Raw records:
++++++++

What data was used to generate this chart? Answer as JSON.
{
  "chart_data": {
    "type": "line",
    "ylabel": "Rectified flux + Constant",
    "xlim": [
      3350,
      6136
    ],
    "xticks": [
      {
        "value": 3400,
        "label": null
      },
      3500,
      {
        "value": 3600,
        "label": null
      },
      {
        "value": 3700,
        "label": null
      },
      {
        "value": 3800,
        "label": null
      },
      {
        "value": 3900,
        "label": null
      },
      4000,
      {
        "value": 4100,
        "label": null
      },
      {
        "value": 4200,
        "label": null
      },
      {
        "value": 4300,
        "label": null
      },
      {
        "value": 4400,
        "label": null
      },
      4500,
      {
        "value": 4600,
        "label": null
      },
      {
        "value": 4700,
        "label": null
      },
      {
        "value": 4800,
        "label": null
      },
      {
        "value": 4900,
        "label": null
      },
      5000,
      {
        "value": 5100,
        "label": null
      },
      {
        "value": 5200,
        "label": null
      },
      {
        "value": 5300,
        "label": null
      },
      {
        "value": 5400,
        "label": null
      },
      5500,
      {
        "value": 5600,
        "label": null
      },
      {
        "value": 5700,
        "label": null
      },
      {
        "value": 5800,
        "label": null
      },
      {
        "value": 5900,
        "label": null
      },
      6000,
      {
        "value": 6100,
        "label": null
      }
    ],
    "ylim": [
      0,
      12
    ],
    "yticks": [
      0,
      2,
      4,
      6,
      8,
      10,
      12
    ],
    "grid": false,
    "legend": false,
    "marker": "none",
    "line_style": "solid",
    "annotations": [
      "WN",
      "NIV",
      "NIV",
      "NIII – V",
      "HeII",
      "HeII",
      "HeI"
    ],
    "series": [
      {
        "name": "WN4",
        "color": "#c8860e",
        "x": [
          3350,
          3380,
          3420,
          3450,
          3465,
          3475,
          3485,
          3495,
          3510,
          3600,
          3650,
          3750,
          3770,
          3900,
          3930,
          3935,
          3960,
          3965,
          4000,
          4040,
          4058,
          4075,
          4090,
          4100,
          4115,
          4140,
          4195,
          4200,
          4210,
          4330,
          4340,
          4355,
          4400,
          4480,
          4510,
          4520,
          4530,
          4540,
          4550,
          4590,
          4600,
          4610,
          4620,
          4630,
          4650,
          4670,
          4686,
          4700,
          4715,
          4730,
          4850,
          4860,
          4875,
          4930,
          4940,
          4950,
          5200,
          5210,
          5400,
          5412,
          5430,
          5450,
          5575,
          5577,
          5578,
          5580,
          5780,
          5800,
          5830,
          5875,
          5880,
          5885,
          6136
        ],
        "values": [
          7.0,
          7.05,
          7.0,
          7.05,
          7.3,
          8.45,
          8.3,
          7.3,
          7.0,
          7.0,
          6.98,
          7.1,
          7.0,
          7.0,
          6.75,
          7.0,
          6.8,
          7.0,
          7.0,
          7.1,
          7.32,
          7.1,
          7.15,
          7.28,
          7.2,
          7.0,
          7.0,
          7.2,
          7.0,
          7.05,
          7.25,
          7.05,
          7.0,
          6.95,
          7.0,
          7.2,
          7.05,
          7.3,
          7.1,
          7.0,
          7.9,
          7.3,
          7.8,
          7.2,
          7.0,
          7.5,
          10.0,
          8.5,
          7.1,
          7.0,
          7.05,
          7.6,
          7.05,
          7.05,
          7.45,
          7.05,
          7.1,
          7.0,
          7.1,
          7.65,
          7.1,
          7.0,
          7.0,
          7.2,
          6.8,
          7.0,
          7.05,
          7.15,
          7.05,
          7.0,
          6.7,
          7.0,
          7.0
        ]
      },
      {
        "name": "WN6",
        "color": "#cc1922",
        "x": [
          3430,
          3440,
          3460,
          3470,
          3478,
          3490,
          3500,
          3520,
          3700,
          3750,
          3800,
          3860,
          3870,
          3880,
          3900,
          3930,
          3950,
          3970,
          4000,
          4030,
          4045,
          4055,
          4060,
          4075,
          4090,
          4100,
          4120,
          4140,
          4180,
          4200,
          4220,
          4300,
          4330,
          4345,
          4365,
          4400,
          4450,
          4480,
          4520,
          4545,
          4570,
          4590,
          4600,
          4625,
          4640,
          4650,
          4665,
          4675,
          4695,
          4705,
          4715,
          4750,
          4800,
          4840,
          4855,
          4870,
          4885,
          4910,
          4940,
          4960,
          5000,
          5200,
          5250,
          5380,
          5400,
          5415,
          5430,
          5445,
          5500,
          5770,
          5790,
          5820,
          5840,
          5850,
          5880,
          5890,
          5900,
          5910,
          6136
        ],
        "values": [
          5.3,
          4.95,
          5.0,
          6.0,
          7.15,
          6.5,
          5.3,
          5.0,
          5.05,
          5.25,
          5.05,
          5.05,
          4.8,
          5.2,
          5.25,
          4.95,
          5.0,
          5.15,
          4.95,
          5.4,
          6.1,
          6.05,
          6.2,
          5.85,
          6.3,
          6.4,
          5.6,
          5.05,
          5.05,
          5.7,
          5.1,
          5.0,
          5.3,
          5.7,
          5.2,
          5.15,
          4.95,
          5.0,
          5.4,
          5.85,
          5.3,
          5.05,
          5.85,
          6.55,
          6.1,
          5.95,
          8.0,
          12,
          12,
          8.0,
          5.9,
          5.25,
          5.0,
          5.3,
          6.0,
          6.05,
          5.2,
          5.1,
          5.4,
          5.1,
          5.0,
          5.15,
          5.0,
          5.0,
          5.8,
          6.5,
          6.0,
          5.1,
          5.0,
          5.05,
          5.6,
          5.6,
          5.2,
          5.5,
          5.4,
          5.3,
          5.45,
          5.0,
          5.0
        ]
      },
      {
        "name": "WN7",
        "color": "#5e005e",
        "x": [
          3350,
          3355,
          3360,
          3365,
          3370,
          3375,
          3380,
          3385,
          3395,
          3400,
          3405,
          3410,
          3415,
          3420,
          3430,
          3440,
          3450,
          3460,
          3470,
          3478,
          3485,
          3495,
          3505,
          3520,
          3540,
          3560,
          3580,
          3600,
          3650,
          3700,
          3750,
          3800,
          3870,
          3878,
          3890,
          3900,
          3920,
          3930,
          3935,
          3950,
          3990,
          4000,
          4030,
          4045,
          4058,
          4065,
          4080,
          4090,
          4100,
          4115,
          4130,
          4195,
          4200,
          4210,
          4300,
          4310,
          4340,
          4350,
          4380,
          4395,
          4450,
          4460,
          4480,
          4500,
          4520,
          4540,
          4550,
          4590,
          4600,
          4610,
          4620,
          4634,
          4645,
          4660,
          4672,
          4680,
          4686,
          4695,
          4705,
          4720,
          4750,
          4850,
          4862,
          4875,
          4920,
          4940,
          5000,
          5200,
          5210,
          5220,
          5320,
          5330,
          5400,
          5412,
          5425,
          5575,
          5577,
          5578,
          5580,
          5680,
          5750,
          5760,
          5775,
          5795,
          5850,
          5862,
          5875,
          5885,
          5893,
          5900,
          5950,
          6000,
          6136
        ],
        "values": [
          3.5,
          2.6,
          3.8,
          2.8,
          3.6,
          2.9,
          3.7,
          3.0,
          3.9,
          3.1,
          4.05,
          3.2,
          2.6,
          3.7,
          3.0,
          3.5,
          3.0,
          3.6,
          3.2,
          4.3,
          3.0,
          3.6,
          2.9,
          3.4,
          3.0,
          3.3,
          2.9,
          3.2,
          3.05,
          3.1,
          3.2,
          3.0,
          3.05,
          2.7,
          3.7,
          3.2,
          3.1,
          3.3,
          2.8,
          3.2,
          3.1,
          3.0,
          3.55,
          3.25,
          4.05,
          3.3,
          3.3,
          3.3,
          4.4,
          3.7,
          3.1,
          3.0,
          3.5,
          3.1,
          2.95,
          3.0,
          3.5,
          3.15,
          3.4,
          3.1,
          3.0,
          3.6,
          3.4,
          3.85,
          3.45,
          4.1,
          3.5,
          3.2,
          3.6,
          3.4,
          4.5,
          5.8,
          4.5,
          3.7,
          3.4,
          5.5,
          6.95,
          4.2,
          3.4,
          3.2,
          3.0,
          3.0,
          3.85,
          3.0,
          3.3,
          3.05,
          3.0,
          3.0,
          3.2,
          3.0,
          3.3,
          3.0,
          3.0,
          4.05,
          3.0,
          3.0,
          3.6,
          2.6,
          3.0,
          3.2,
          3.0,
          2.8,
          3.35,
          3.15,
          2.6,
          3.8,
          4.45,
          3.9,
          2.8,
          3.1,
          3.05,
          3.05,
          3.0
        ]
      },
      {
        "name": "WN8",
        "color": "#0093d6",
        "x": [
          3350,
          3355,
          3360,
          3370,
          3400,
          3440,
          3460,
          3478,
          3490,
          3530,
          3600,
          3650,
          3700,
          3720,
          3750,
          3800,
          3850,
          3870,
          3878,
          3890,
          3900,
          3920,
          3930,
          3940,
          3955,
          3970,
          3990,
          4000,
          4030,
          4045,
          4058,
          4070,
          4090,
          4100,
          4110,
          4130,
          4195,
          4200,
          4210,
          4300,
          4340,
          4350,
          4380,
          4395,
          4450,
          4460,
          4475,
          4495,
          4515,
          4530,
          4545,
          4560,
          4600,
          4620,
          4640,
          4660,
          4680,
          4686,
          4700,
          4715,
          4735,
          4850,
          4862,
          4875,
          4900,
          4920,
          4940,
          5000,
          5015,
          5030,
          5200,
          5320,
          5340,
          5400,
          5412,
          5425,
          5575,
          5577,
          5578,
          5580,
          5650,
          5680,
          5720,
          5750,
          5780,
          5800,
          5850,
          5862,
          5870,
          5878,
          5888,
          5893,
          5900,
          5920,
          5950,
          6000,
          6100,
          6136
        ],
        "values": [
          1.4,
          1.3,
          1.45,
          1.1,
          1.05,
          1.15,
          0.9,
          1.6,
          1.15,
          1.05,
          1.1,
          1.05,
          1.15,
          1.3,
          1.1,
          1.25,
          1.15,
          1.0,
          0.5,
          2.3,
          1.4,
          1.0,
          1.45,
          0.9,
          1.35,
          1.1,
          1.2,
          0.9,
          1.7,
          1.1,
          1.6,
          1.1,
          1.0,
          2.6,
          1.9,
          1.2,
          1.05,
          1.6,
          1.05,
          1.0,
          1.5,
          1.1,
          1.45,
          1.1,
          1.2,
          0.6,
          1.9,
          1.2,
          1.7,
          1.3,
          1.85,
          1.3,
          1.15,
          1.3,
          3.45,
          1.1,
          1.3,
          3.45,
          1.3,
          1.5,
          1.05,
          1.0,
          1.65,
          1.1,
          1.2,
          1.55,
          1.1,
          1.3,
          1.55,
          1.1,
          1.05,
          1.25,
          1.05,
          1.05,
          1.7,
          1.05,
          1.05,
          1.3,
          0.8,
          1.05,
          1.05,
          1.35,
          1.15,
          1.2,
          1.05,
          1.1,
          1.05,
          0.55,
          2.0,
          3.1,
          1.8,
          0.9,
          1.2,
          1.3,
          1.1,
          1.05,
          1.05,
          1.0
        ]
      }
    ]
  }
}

++++++++

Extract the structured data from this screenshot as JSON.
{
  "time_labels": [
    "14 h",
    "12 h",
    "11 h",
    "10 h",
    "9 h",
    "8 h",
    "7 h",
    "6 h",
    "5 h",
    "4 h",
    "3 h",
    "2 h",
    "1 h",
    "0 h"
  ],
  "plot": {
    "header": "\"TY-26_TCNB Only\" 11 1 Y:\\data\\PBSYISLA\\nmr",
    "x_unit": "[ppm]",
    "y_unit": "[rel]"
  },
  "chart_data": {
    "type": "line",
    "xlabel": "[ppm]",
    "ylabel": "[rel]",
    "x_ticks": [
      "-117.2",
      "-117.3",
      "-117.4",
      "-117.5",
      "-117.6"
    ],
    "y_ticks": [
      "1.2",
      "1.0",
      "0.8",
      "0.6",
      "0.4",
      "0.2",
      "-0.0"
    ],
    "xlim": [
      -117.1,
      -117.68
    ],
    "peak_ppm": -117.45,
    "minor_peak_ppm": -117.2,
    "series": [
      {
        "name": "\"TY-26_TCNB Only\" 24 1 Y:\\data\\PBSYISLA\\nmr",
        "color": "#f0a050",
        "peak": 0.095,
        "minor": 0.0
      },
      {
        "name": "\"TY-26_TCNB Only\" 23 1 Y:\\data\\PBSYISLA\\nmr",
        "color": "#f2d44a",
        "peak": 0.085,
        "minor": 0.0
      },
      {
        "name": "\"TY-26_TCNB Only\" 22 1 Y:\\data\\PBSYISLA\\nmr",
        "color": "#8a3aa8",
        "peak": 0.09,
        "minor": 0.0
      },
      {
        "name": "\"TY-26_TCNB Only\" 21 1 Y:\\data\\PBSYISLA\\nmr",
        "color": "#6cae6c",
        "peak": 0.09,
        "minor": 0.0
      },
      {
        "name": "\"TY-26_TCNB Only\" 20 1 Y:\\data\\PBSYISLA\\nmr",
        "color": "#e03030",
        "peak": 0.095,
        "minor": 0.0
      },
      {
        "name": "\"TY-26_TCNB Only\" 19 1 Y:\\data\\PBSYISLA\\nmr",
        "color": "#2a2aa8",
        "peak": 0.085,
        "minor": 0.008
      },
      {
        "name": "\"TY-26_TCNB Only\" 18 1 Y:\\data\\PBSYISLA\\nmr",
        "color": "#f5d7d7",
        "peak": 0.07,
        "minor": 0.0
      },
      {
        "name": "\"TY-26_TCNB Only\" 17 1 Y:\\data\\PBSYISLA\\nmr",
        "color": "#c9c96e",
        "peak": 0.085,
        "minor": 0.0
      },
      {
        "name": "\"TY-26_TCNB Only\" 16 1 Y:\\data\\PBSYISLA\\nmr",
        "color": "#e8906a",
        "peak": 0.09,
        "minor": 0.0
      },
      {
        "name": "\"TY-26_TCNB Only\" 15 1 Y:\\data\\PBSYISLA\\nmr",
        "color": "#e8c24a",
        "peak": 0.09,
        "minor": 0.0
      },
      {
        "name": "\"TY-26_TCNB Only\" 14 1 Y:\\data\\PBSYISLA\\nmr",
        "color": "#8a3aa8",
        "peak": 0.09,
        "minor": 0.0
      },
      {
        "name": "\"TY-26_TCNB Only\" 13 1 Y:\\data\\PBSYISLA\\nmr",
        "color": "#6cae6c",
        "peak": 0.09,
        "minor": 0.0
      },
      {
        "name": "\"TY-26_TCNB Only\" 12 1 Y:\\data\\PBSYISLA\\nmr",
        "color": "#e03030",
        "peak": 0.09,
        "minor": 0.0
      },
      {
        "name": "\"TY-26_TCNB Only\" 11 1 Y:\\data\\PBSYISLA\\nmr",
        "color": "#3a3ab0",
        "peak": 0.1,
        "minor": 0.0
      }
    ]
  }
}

++++++++

Extract each line from the entries above that contains the string "ylabel".

    "ylabel": "Rectified flux + Constant",
    "ylabel": "[rel]",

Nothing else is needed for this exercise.